* WHAT IS NEEDED *
Copy all records verbatim.

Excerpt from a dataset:
----

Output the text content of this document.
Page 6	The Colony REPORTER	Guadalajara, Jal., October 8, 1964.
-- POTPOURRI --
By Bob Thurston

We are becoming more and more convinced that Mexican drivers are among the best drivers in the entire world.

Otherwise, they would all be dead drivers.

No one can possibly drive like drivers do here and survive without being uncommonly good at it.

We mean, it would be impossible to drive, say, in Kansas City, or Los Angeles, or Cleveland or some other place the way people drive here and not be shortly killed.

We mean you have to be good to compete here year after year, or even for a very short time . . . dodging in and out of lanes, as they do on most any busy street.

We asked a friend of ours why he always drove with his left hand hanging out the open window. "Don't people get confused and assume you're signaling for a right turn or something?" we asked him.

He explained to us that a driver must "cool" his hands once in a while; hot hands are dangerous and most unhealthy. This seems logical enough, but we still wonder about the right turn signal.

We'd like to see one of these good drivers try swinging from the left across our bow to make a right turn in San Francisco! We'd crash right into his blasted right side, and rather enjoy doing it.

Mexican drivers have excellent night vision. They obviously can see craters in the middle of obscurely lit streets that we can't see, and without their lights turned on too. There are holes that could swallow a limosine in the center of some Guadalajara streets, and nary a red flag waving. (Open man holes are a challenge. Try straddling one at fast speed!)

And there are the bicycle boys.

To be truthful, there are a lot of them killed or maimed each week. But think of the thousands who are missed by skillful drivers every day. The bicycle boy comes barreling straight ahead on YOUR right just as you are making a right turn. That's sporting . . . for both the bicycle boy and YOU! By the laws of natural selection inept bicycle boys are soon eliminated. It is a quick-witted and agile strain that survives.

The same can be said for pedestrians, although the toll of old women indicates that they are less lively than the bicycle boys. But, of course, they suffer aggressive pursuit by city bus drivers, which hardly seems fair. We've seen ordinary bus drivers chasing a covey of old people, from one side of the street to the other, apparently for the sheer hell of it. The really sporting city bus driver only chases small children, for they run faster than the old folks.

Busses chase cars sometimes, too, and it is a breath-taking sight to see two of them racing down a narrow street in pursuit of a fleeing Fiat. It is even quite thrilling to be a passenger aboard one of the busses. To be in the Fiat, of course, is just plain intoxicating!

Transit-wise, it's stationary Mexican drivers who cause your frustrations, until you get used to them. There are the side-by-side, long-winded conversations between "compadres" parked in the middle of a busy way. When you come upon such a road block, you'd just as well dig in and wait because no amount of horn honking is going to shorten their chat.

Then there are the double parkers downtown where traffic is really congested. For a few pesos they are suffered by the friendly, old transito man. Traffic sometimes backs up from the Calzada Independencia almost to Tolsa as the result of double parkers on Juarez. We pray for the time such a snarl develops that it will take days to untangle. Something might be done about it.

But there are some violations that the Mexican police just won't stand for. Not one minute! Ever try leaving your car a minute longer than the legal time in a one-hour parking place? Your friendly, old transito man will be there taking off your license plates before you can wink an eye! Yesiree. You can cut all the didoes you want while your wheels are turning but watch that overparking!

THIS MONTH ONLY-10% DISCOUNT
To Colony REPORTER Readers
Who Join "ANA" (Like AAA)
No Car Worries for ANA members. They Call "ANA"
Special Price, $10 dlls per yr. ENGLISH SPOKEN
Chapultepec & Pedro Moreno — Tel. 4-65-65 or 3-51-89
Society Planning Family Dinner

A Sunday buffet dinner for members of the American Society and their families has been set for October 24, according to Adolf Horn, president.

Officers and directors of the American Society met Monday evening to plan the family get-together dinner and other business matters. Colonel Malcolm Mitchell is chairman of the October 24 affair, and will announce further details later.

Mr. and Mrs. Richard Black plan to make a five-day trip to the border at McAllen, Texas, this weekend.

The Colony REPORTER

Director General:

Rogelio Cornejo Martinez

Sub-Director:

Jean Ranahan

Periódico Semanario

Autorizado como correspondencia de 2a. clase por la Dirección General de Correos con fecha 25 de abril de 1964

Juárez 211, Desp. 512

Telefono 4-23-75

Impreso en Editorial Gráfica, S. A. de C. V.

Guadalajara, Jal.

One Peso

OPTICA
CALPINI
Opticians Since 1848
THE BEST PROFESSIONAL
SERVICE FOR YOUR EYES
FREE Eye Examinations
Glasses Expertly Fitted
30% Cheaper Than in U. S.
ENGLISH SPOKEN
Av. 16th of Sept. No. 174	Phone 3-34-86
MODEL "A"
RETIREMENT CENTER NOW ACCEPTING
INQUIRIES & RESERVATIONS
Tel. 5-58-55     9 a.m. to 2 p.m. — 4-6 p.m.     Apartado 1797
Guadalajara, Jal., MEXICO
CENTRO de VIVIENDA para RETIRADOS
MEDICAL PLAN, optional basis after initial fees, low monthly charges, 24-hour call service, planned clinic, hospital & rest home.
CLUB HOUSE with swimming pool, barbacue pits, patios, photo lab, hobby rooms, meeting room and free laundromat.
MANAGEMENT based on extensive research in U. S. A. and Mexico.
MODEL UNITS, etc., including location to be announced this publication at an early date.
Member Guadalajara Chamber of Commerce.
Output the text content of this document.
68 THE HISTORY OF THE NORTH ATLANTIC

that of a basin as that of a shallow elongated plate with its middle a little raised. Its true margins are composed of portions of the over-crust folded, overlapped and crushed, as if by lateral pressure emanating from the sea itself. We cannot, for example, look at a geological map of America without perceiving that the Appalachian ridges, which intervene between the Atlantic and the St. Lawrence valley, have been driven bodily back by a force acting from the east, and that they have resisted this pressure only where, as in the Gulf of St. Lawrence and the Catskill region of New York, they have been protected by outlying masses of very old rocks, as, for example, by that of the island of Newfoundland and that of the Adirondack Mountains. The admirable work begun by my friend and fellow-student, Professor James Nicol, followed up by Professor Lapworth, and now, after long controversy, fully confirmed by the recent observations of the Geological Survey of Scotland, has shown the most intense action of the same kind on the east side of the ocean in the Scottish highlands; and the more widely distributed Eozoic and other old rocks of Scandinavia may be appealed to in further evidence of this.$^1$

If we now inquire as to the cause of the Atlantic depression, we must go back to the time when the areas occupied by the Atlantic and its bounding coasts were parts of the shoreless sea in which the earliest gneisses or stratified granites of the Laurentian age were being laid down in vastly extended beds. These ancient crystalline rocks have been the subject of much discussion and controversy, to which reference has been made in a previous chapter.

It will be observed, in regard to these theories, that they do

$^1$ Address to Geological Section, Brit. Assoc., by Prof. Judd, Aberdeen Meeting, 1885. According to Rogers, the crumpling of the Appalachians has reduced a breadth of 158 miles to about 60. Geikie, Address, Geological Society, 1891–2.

----

* RESULT OF THE TASK *
Output the text content of this document.
Page 6	The Colony REPORTER	Guadalajara, Jal., October 8, 1964.
-- POTPOURRI --
By Bob Thurston

We are becoming more and more convinced that Mexican drivers are among the best drivers in the entire world.

Otherwise, they would all be dead drivers.

No one can possibly drive like drivers do here and survive without being uncommonly good at it.

We mean, it would be impossible to drive, say, in Kansas City, or Los Angeles, or Cleveland or some other place the way people drive here and not be shortly killed.

We mean you have to be good to compete here year after year, or even for a very short time . . . dodging in and out of lanes, as they do on most any busy street.

We asked a friend of ours why he always drove with his left hand hanging out the open window. "Don't people get confused and assume you're signaling for a right turn or something?" we asked him.

He explained to us that a driver must "cool" his hands once in a while; hot hands are dangerous and most unhealthy. This seems logical enough, but we still wonder about the right turn signal.

We'd like to see one of these good drivers try swinging from the left across our bow to make a right turn in San Francisco! We'd crash right into his blasted right side, and rather enjoy doing it.

Mexican drivers have excellent night vision. They obviously can see craters in the middle of obscurely lit streets that we can't see, and without their lights turned on too. There are holes that could swallow a limosine in the center of some Guadalajara streets, and nary a red flag waving. (Open man holes are a challenge. Try straddling one at fast speed!)

And there are the bicycle boys.

To be truthful, there are a lot of them killed or maimed each week. But think of the thousands who are missed by skillful drivers every day. The bicycle boy comes barreling straight ahead on YOUR right just as you are making a right turn. That's sporting . . . for both the bicycle boy and YOU! By the laws of natural selection inept bicycle boys are soon eliminated. It is a quick-witted and agile strain that survives.

The same can be said for pedestrians, although the toll of old women indicates that they are less lively than the bicycle boys. But, of course, they suffer aggressive pursuit by city bus drivers, which hardly seems fair. We've seen ordinary bus drivers chasing a covey of old people, from one side of the street to the other, apparently for the sheer hell of it. The really sporting city bus driver only chases small children, for they run faster than the old folks.

Busses chase cars sometimes, too, and it is a breath-taking sight to see two of them racing down a narrow street in pursuit of a fleeing Fiat. It is even quite thrilling to be a passenger aboard one of the busses. To be in the Fiat, of course, is just plain intoxicating!

Transit-wise, it's stationary Mexican drivers who cause your frustrations, until you get used to them. There are the side-by-side, long-winded conversations between "compadres" parked in the middle of a busy way. When you come upon such a road block, you'd just as well dig in and wait because no amount of horn honking is going to shorten their chat.

Then there are the double parkers downtown where traffic is really congested. For a few pesos they are suffered by the friendly, old transito man. Traffic sometimes backs up from the Calzada Independencia almost to Tolsa as the result of double parkers on Juarez. We pray for the time such a snarl develops that it will take days to untangle. Something might be done about it.

But there are some violations that the Mexican police just won't stand for. Not one minute! Ever try leaving your car a minute longer than the legal time in a one-hour parking place? Your friendly, old transito man will be there taking off your license plates before you can wink an eye! Yesiree. You can cut all the didoes you want while your wheels are turning but watch that overparking!

THIS MONTH ONLY-10% DISCOUNT
To Colony REPORTER Readers
Who Join "ANA" (Like AAA)
No Car Worries for ANA members. They Call "ANA"
Special Price, $10 dlls per yr. ENGLISH SPOKEN
Chapultepec & Pedro Moreno — Tel. 4-65-65 or 3-51-89
Society Planning Family Dinner

A Sunday buffet dinner for members of the American Society and their families has been set for October 24, according to Adolf Horn, president.

Officers and directors of the American Society met Monday evening to plan the family get-together dinner and other business matters. Colonel Malcolm Mitchell is chairman of the October 24 affair, and will announce further details later.

Mr. and Mrs. Richard Black plan to make a five-day trip to the border at McAllen, Texas, this weekend.

The Colony REPORTER

Director General:

Rogelio Cornejo Martinez

Sub-Director:

Jean Ranahan

Periódico Semanario

Autorizado como correspondencia de 2a. clase por la Dirección General de Correos con fecha 25 de abril de 1964

Juárez 211, Desp. 512

Telefono 4-23-75

Impreso en Editorial Gráfica, S. A. de C. V.

Guadalajara, Jal.

One Peso

OPTICA
CALPINI
Opticians Since 1848
THE BEST PROFESSIONAL
SERVICE FOR YOUR EYES
FREE Eye Examinations
Glasses Expertly Fitted
30% Cheaper Than in U. S.
ENGLISH SPOKEN
Av. 16th of Sept. No. 174	Phone 3-34-86
MODEL "A"
RETIREMENT CENTER NOW ACCEPTING
INQUIRIES & RESERVATIONS
Tel. 5-58-55     9 a.m. to 2 p.m. — 4-6 p.m.     Apartado 1797
Guadalajara, Jal., MEXICO
CENTRO de VIVIENDA para RETIRADOS
MEDICAL PLAN, optional basis after initial fees, low monthly charges, 24-hour call service, planned clinic, hospital & rest home.
CLUB HOUSE with swimming pool, barbacue pits, patios, photo lab, hobby rooms, meeting room and free laundromat.
MANAGEMENT based on extensive research in U. S. A. and Mexico.
MODEL UNITS, etc., including location to be announced this publication at an early date.
Member Guadalajara Chamber of Commerce.
Output the text content of this document.
68 THE HISTORY OF THE NORTH ATLANTIC

that of a basin as that of a shallow elongated plate with its middle a little raised. Its true margins are composed of portions of the over-crust folded, overlapped and crushed, as if by lateral pressure emanating from the sea itself. We cannot, for example, look at a geological map of America without perceiving that the Appalachian ridges, which intervene between the Atlantic and the St. Lawrence valley, have been driven bodily back by a force acting from the east, and that they have resisted this pressure only where, as in the Gulf of St. Lawrence and the Catskill region of New York, they have been protected by outlying masses of very old rocks, as, for example, by that of the island of Newfoundland and that of the Adirondack Mountains. The admirable work begun by my friend and fellow-student, Professor James Nicol, followed up by Professor Lapworth, and now, after long controversy, fully confirmed by the recent observations of the Geological Survey of Scotland, has shown the most intense action of the same kind on the east side of the ocean in the Scottish highlands; and the more widely distributed Eozoic and other old rocks of Scandinavia may be appealed to in further evidence of this.$^1$

If we now inquire as to the cause of the Atlantic depression, we must go back to the time when the areas occupied by the Atlantic and its bounding coasts were parts of the shoreless sea in which the earliest gneisses or stratified granites of the Laurentian age were being laid down in vastly extended beds. These ancient crystalline rocks have been the subject of much discussion and controversy, to which reference has been made in a previous chapter.

It will be observed, in regard to these theories, that they do

$^1$ Address to Geological Section, Brit. Assoc., by Prof. Judd, Aberdeen Meeting, 1885. According to Rogers, the crumpling of the Appalachians has reduced a breadth of 158 miles to about 60. Geikie, Address, Geological Society, 1891–2.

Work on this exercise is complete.